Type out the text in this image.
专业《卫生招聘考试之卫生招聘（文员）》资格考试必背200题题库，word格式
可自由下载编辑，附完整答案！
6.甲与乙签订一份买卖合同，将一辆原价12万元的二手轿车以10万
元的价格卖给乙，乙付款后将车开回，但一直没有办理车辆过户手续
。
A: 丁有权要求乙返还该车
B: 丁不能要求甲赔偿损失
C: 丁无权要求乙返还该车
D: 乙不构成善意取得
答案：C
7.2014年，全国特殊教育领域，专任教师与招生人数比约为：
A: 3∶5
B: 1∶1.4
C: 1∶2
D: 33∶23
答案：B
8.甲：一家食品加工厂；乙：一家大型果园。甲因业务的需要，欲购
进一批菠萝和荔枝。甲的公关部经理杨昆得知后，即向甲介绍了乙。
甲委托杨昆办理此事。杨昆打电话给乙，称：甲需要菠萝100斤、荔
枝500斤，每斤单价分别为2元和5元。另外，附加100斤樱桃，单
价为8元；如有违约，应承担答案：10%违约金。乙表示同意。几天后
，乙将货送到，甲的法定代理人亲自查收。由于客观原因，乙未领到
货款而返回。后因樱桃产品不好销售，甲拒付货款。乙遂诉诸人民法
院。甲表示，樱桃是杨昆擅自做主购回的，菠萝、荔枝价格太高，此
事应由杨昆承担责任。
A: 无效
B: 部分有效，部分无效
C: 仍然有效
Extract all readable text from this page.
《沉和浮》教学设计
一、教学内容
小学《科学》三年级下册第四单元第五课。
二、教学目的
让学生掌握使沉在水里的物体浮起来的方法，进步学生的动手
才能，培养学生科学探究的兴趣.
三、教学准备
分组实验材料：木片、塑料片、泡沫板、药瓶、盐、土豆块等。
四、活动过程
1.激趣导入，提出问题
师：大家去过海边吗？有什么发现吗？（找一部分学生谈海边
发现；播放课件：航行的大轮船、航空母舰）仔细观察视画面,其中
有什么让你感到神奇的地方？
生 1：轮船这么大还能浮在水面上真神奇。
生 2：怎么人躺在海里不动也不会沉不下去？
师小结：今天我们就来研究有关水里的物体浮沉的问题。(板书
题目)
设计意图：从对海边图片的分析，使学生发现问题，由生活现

* [Short exercise] Search the lines above for the string "text", then show every one that has it.

* [Written solution]
Type out the text in this image.
Extract all readable text from this page.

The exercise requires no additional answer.